### Data to use

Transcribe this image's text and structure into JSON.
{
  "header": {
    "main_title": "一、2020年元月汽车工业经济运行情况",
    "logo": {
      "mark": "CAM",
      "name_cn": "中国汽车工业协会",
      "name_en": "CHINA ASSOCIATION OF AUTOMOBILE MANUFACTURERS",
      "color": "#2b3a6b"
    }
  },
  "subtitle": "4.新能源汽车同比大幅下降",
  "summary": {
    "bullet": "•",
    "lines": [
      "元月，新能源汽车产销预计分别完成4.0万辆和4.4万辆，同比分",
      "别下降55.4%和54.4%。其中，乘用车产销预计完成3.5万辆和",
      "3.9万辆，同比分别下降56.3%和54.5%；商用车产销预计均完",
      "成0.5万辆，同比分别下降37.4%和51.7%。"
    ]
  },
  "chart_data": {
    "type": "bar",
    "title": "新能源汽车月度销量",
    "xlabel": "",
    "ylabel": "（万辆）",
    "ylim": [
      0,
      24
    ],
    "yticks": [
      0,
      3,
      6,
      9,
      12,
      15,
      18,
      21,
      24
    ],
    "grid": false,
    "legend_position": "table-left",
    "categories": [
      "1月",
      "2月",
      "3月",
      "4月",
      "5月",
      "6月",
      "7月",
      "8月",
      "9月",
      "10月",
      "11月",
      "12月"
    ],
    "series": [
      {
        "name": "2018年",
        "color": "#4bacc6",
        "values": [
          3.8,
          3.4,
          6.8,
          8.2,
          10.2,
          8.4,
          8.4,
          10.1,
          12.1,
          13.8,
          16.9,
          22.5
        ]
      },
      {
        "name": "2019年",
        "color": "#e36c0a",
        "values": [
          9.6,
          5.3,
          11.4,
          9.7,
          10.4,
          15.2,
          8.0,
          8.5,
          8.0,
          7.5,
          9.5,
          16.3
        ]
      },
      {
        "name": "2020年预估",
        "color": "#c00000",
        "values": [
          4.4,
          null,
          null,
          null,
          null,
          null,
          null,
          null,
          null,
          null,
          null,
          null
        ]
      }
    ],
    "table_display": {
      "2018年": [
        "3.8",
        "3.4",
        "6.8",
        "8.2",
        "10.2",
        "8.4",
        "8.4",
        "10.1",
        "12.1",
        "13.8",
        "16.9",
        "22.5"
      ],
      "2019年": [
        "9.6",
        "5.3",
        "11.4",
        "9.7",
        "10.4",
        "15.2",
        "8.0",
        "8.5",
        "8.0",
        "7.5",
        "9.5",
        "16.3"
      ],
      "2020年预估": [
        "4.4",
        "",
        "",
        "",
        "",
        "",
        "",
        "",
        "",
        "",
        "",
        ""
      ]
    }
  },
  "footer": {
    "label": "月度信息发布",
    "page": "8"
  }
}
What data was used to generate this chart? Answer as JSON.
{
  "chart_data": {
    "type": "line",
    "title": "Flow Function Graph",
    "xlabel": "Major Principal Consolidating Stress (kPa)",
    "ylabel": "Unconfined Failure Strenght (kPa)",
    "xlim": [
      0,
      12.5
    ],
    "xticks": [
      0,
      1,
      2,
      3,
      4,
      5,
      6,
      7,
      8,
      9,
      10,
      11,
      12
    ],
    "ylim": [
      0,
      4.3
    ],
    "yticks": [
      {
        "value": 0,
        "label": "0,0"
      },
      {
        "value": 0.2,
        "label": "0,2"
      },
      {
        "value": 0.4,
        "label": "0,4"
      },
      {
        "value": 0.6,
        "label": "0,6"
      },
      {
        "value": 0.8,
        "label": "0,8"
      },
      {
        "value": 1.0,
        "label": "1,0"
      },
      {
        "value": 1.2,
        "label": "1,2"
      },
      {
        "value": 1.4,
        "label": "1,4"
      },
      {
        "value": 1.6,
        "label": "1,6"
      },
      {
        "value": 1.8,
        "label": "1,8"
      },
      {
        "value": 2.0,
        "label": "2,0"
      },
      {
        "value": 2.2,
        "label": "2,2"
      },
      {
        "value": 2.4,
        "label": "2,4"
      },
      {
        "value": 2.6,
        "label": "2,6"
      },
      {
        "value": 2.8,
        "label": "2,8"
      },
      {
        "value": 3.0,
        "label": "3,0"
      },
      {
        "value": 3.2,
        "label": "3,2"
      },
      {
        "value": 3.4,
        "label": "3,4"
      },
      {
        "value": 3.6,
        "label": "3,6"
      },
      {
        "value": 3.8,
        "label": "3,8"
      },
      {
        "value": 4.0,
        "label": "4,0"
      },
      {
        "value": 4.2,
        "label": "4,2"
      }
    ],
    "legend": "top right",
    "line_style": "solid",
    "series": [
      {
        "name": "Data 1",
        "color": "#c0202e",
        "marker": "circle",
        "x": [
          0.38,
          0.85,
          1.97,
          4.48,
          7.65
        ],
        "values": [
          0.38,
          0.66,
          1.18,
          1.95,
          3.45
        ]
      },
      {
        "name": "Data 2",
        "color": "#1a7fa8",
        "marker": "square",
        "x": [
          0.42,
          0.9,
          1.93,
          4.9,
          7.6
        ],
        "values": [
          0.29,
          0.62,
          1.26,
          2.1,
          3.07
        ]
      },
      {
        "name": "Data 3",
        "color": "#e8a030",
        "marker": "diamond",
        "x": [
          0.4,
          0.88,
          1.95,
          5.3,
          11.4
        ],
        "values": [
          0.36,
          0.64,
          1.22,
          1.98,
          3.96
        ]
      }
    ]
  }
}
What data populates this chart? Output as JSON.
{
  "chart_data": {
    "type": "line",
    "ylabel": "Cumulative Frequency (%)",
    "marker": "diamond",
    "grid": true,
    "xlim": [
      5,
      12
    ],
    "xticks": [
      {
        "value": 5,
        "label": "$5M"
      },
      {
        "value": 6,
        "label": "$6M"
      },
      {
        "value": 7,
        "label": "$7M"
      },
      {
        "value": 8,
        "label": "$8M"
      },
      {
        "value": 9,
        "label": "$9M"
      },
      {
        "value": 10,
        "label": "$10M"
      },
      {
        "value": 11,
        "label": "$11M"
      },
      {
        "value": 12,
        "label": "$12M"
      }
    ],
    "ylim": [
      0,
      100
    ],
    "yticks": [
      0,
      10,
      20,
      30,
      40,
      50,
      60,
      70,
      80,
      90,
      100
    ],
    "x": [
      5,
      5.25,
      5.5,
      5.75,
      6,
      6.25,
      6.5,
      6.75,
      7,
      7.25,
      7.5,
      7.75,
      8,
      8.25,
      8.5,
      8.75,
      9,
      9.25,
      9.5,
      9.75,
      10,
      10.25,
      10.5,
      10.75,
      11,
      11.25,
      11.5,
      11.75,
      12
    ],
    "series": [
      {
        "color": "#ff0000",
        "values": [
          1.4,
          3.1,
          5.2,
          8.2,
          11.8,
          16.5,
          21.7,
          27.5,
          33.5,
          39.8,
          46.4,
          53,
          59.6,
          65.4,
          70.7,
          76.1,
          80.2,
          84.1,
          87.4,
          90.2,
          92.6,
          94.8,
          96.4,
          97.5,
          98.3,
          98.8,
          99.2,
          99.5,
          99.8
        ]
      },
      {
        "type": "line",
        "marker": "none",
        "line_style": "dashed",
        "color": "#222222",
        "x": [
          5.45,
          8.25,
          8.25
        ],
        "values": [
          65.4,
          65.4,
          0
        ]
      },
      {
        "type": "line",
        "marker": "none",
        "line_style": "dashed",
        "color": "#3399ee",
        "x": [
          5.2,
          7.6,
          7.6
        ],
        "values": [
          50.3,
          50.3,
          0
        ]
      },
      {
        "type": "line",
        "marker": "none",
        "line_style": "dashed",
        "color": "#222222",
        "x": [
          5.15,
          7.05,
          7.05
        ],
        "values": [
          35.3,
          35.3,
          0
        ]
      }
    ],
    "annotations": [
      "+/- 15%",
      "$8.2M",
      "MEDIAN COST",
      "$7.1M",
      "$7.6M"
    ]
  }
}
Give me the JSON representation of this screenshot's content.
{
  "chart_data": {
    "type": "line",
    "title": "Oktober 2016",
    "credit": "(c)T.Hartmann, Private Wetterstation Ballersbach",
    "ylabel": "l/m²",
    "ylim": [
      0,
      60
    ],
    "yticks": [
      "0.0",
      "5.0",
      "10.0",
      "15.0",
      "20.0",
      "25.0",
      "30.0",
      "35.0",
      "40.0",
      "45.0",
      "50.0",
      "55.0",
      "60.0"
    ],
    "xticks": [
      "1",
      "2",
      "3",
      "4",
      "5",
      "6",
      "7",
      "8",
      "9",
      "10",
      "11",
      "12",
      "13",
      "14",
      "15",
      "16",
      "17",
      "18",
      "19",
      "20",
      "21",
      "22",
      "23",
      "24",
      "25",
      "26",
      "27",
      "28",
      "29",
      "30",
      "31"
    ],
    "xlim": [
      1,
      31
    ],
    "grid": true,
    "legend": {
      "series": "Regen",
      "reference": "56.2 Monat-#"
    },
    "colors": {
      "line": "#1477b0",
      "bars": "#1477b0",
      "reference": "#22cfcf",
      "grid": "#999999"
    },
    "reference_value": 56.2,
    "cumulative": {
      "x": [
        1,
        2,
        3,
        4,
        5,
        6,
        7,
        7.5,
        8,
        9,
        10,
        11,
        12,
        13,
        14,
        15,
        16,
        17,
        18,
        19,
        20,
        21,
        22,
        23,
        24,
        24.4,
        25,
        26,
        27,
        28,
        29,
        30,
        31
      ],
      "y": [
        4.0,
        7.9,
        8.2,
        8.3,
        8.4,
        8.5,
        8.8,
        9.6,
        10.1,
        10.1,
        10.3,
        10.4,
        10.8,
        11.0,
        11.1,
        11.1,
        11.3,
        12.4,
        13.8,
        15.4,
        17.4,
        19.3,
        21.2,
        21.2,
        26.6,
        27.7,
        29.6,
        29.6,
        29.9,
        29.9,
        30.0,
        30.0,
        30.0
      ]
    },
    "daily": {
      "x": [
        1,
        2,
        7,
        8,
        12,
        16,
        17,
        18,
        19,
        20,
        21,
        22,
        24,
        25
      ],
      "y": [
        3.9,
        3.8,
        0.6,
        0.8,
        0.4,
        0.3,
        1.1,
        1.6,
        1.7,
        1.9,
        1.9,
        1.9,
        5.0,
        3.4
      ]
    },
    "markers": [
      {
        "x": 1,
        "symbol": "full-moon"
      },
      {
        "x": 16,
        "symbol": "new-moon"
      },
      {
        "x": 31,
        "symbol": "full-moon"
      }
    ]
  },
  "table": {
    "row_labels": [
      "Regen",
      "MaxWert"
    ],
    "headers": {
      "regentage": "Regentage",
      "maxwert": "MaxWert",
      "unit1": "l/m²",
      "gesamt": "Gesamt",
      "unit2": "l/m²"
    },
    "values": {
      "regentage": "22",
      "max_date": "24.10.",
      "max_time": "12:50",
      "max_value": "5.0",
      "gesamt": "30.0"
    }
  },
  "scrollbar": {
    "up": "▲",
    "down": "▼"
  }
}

### The problem
Show every line from the entries above in which "ylabel" appears.

### Answer to this problem
    "ylabel": "（万辆）",
    "ylabel": "Unconfined Failure Strenght (kPa)",
    "ylabel": "Cumulative Frequency (%)",
    "ylabel": "l/m²",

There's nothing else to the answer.